start

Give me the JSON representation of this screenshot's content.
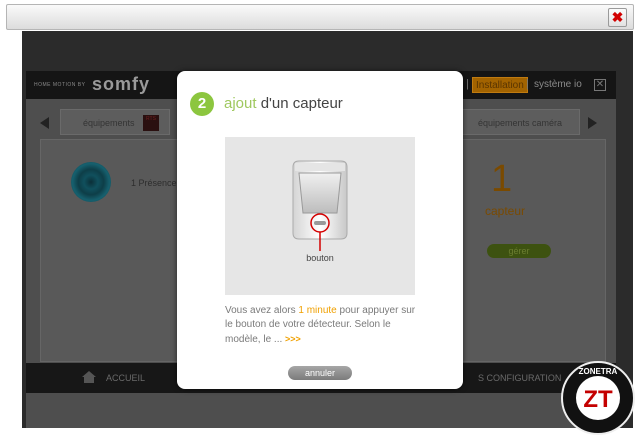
{
  "window": {
    "close_icon": "close-x-icon",
    "close_color": "#d10000"
  },
  "app": {
    "brand_small": "HOME MOTION BY",
    "brand_logo": "somfy",
    "tabs": {
      "installation": "Installation",
      "separator": "|",
      "systeme": "système io"
    },
    "categories": {
      "equipements": "équipements",
      "rts": "RTS",
      "cameras": "équipements caméra"
    },
    "presence": "1 Présence",
    "count": "1",
    "count_label": "capteur",
    "gerer": "gérer",
    "bottom": {
      "accueil": "ACCUEIL",
      "config": "S   CONFIGURATION"
    }
  },
  "modal": {
    "step": "2",
    "title_pre": "ajout",
    "title_rest": " d'un capteur",
    "illustration_label": "bouton",
    "instr_1": "Vous avez alors ",
    "instr_highlight": "1 minute",
    "instr_2": " pour appuyer sur le bouton de votre détecteur. Selon le modèle, le ",
    "instr_ellipsis": "...",
    "instr_more": ">>>",
    "cancel": "annuler",
    "accent": "#8cc63f",
    "highlight_color": "#f0a000"
  },
  "watermark": {
    "line1": "ZONETRA",
    "logo": "ZT"
  }
}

end

→ **WRITTEN PROBLEM**: Pictures in the data above should not be copied; transcribe everything else exactly.

→ **RESPONSE TO THIS TASK**:
Give me the JSON representation of this screenshot's content.
{
  "window": {
    "close_icon": "close-x-icon",
    "close_color": "#d10000"
  },
  "app": {
    "brand_small": "HOME MOTION BY",
    "brand_logo": "somfy",
    "tabs": {
      "installation": "Installation",
      "separator": "|",
      "systeme": "système io"
    },
    "categories": {
      "equipements": "équipements",
      "rts": "RTS",
      "cameras": "équipements caméra"
    },
    "presence": "1 Présence",
    "count": "1",
    "count_label": "capteur",
    "gerer": "gérer",
    "bottom": {
      "accueil": "ACCUEIL",
      "config": "S   CONFIGURATION"
    }
  },
  "modal": {
    "step": "2",
    "title_pre": "ajout",
    "title_rest": " d'un capteur",
    "illustration_label": "bouton",
    "instr_1": "Vous avez alors ",
    "instr_highlight": "1 minute",
    "instr_2": " pour appuyer sur le bouton de votre détecteur. Selon le modèle, le ",
    "instr_ellipsis": "...",
    "instr_more": ">>>",
    "cancel": "annuler",
    "accent": "#8cc63f",
    "highlight_color": "#f0a000"
  },
  "watermark": {
    "line1": "ZONETRA",
    "logo": "ZT"
  }
}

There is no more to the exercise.